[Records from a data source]
○ ○ ○ ○ ○ ○ ○

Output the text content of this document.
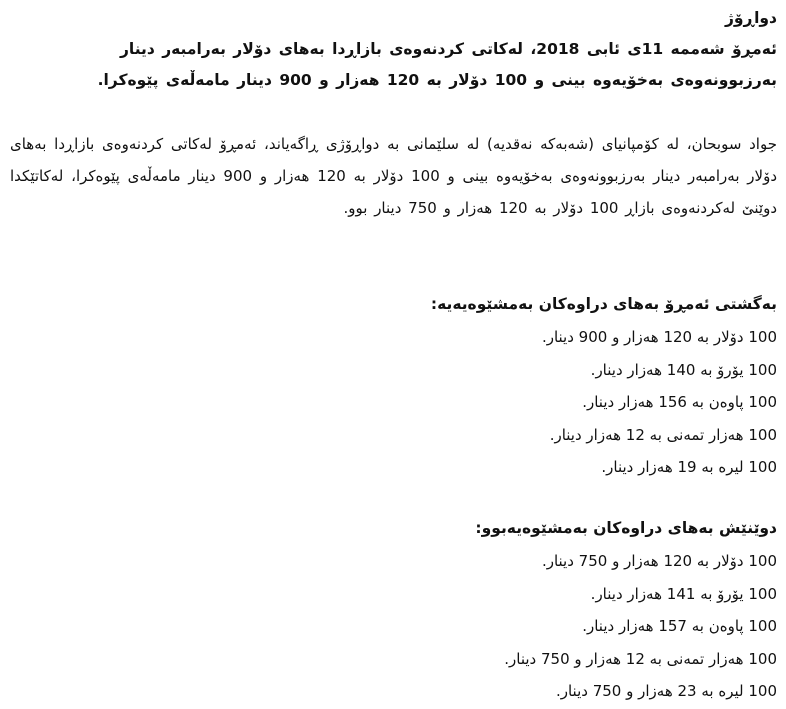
دواڕۆژ
ئەمڕۆ شەممە 11ی ئابی 2018، لەکاتی کردنەوەی بازاڕدا بەهای دۆلار بەرامبەر دینار بەرزبوونەوەی بەخۆیەوە بینی و 100 دۆلار بە 120 هەزار و 900 دینار مامەڵەی پێوەکرا.
جواد سوبحان، لە کۆمپانیای (شەبەکە نەقدیە) لە سلێمانی بە دواڕۆژی ڕاگەیاند، ئەمڕۆ لەکاتی کردنەوەی بازاڕدا بەهای دۆلار بەرامبەر دینار بەرزبوونەوەی بەخۆیەوە بینی و 100 دۆلار بە 120 هەزار و 900 دینار مامەڵەی پێوەکرا، لەکاتێکدا دوێنێ لەکردنەوەی بازاڕ 100 دۆلار بە 120 هەزار و 750 دینار بوو.
بەگشتی ئەمڕۆ بەهای دراوەکان بەمشێوەیەیە:
100 دۆلار بە 120 هەزار و 900 دینار.
100 یۆرۆ بە 140 هەزار دینار.
100 پاوەن بە 156 هەزار دینار.
100 هەزار تمەنی بە 12 هەزار دینار.
100 لیرە بە 19 هەزار دینار.
دوێنێش بەهای دراوەکان بەمشێوەیەبوو:
100 دۆلار بە 120 هەزار و 750 دینار.
100 یۆرۆ بە 141 هەزار دینار.
100 پاوەن بە 157 هەزار دینار.
100 هەزار تمەنی بە 12 هەزار و 750 دینار.
100 لیرە بە 23 هەزار و 750 دینار.
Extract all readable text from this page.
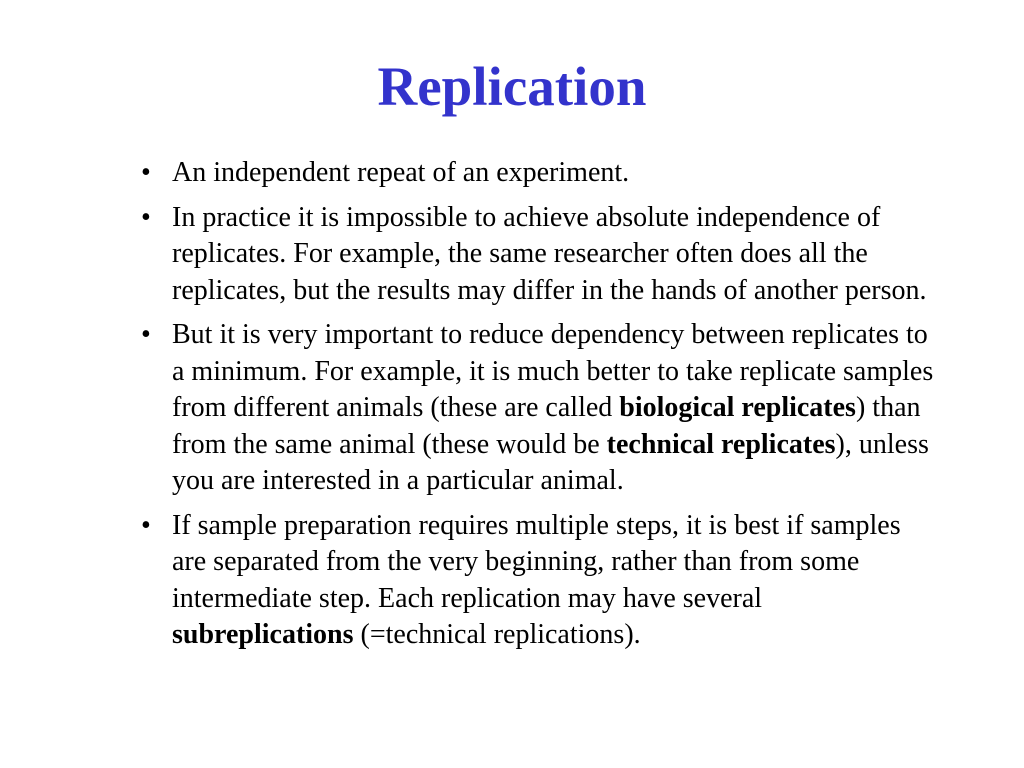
Replication
• An independent repeat of an experiment.
• In practice it is impossible to achieve absolute independence of replicates. For example, the same researcher often does all the replicates, but the results may differ in the hands of another person.
• But it is very important to reduce dependency between replicates to a minimum. For example, it is much better to take replicate samples from different animals (these are called biological replicates) than from the same animal (these would be technical replicates), unless you are interested in a particular animal.
• If sample preparation requires multiple steps, it is best if samples are separated from the very beginning, rather than from some intermediate step. Each replication may have several subreplications (=technical replications).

○ ○ ○ ○ ○ ○ ○

Every line that holds the string "replicates" should be returned.

* [Reply]:
• In practice it is impossible to achieve absolute independence of replicates. For example, the same researcher often does all the replicates, but the results may differ in the hands of another person.
• But it is very important to reduce dependency between replicates to a minimum. For example, it is much better to take replicate samples from different animals (these are called biological replicates) than from the same animal (these would be technical replicates), unless you are interested in a particular animal.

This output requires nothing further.